## OBJECTIVE
Return all lines where the word "Plutarchus" can be found.

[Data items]
## start
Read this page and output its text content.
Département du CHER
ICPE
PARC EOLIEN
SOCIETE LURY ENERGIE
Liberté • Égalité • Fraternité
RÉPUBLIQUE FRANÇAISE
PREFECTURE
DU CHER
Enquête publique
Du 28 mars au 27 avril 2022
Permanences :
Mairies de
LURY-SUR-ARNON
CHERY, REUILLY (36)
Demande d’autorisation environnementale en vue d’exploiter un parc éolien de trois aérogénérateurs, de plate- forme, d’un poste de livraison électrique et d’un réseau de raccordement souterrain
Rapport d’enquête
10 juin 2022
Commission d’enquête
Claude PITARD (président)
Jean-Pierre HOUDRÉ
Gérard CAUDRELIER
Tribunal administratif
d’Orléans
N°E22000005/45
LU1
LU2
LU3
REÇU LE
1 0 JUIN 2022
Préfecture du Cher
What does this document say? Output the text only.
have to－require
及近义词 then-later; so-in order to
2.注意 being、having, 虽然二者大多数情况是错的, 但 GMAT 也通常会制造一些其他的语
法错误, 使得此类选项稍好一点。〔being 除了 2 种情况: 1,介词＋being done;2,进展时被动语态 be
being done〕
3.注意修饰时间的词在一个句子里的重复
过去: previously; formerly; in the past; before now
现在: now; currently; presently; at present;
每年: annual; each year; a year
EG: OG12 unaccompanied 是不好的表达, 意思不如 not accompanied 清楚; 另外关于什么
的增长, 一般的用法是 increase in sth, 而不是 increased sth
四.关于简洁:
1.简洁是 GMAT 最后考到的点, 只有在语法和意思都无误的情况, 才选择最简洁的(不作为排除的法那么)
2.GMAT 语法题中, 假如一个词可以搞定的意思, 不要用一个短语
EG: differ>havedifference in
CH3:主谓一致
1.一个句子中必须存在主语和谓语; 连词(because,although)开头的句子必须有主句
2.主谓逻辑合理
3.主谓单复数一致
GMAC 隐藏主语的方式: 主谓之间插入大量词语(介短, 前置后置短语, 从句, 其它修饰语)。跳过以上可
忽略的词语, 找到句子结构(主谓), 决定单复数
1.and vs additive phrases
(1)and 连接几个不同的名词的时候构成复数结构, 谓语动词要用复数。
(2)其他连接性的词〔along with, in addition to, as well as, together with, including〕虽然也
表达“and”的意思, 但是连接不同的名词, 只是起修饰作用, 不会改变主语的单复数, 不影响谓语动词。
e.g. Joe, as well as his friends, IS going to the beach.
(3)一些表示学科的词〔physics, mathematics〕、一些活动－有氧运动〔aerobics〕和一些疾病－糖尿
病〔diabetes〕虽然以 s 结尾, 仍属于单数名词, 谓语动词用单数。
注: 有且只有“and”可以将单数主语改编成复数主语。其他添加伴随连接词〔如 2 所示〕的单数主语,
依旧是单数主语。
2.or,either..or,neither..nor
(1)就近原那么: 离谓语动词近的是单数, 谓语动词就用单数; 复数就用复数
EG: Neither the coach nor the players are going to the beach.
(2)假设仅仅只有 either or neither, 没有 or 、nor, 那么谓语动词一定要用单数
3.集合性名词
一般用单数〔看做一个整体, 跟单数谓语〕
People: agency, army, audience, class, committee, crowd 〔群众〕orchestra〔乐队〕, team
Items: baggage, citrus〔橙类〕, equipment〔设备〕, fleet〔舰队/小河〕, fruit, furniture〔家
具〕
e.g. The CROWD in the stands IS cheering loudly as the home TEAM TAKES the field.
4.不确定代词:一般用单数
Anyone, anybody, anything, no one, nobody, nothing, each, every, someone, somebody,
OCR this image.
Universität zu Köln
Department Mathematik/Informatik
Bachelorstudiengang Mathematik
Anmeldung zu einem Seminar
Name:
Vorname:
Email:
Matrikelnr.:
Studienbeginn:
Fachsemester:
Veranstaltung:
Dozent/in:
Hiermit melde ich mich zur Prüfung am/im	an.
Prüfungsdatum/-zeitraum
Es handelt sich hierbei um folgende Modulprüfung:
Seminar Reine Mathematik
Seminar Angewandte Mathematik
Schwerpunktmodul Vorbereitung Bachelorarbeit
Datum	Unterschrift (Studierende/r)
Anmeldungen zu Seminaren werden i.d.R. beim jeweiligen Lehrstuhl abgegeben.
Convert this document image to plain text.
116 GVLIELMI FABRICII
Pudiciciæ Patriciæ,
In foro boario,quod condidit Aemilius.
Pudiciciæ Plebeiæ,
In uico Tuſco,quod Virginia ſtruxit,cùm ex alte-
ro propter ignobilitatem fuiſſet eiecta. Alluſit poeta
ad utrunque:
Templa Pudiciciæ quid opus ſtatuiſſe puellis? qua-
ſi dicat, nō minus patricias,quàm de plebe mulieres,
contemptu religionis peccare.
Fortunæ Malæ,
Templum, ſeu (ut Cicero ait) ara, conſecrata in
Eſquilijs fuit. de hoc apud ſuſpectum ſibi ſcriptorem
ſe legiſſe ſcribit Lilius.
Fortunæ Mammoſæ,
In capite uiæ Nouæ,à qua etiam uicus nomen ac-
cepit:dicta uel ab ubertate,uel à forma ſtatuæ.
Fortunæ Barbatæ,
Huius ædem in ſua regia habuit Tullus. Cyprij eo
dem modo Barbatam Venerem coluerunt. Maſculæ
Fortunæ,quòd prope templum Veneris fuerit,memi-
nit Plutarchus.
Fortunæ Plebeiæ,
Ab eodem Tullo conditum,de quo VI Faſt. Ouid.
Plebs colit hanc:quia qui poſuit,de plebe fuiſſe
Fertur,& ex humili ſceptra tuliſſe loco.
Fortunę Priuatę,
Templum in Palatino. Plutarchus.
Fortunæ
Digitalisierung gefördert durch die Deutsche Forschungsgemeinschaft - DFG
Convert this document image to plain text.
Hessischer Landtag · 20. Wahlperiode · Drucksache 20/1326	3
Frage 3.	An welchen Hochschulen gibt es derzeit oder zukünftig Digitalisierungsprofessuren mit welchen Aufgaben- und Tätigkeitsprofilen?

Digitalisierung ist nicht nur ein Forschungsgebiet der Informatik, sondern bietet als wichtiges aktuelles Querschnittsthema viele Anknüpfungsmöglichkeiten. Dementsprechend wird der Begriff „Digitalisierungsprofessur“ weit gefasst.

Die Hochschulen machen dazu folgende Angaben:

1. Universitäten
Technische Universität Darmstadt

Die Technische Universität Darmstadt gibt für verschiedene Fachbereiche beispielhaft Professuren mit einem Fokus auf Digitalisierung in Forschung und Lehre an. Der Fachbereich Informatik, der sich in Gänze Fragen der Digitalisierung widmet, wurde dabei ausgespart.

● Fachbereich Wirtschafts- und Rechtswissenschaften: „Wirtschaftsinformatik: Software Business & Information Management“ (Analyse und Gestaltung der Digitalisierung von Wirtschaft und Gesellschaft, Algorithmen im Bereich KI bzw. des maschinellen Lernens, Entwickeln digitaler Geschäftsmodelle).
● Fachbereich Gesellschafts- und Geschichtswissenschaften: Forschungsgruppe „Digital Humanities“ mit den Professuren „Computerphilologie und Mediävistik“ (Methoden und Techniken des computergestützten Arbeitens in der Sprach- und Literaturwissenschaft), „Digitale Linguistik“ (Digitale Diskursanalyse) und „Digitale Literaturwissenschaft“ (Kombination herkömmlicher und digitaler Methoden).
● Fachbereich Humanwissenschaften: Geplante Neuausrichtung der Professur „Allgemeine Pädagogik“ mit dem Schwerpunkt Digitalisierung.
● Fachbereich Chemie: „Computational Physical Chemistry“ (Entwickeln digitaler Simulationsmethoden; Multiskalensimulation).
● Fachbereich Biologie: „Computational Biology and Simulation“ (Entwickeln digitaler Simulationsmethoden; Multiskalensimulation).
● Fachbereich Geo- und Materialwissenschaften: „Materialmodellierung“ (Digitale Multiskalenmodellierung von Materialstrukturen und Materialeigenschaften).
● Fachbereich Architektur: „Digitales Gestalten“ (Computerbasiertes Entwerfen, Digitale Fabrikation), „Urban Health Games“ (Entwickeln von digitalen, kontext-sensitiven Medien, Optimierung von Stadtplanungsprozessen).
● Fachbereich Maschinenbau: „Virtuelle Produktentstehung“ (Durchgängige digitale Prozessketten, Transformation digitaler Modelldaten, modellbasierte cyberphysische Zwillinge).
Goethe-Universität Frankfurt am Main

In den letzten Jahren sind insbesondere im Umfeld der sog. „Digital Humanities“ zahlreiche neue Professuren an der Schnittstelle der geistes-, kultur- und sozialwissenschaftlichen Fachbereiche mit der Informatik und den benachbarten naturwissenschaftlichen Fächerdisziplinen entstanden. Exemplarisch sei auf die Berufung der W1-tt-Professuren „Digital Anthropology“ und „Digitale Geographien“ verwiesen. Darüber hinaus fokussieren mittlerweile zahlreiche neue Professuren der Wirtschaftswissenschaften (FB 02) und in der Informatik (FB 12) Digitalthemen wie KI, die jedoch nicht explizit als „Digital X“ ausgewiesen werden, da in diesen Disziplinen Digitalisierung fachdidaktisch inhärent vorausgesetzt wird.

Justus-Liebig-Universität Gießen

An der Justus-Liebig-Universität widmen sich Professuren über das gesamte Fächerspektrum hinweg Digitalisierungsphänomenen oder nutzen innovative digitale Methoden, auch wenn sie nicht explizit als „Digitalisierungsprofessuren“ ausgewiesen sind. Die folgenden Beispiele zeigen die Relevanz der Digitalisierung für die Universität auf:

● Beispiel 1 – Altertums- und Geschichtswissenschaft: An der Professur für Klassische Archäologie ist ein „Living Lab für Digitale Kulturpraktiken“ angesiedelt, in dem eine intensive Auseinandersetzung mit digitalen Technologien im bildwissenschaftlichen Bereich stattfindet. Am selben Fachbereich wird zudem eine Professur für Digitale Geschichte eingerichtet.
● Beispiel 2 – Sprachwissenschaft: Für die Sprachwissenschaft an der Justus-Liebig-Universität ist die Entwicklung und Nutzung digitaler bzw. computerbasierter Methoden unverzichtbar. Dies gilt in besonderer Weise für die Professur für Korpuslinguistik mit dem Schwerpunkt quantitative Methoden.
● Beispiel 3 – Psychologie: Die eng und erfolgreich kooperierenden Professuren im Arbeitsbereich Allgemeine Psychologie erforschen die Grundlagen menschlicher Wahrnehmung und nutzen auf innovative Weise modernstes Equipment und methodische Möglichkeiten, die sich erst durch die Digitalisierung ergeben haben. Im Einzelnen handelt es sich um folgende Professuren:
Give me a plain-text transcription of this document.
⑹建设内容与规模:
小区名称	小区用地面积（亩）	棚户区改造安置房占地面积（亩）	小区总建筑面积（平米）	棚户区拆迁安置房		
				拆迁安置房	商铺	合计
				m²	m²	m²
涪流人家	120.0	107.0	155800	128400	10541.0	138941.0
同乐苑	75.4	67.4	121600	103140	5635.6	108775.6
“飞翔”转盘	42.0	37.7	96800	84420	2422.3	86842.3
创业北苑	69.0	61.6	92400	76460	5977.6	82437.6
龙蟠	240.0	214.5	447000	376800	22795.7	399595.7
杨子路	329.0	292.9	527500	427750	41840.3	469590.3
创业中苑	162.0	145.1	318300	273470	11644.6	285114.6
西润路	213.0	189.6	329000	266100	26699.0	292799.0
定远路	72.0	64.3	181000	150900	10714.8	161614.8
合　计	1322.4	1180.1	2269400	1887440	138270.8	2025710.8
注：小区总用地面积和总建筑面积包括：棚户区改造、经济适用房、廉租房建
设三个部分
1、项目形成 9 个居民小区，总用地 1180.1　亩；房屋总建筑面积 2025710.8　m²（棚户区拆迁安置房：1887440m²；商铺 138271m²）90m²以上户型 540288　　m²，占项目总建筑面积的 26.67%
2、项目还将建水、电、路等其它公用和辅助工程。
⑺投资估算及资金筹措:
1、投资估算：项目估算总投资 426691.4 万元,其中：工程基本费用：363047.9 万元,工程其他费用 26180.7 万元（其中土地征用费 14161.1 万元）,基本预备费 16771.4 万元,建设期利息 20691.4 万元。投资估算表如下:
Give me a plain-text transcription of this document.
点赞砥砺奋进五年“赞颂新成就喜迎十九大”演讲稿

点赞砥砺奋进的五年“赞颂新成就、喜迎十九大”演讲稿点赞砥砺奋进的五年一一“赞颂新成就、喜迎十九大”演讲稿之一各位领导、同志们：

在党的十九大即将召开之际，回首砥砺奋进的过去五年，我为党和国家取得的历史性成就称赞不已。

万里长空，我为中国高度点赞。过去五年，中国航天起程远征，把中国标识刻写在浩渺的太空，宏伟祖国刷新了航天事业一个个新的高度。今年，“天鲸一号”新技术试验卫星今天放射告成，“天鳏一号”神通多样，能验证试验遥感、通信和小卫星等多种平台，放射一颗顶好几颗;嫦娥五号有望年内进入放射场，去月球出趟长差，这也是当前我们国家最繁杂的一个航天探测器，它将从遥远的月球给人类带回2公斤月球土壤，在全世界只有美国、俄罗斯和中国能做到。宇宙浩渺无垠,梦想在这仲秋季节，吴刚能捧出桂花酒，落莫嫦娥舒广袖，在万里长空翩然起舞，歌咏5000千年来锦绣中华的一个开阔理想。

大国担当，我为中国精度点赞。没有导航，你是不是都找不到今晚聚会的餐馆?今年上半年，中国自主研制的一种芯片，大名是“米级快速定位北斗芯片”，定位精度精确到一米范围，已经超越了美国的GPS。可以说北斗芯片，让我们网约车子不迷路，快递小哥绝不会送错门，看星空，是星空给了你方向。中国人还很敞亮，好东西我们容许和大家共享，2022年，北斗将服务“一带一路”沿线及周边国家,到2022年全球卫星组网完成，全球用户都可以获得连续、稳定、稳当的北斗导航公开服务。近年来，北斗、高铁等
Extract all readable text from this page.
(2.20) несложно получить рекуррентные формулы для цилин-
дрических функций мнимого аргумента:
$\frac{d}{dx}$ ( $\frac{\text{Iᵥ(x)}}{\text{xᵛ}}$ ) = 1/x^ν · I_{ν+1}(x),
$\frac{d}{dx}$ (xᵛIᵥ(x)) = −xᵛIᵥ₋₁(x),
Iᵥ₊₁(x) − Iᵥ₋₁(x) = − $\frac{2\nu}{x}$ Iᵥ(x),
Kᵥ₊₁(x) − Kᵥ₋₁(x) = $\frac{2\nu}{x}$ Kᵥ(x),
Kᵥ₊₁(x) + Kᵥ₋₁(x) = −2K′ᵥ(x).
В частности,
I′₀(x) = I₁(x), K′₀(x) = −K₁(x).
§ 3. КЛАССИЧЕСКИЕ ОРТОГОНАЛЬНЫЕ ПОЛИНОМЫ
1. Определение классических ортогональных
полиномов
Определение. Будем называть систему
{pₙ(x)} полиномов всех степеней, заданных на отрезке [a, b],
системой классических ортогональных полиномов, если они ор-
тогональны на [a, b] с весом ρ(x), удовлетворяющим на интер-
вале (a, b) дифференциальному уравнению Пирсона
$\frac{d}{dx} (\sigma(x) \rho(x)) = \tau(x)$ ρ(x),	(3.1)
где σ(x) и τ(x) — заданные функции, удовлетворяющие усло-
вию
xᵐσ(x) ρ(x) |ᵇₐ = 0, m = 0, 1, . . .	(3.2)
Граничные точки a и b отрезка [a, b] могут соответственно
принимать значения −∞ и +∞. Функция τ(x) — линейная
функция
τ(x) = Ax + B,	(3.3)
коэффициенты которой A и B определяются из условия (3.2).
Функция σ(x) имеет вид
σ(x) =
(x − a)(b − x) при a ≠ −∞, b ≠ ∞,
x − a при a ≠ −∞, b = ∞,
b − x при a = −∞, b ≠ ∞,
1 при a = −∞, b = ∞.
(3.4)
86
## end
## FINAL RESULT
nit Plutarchus.
Templum in Palatino. Plutarchus.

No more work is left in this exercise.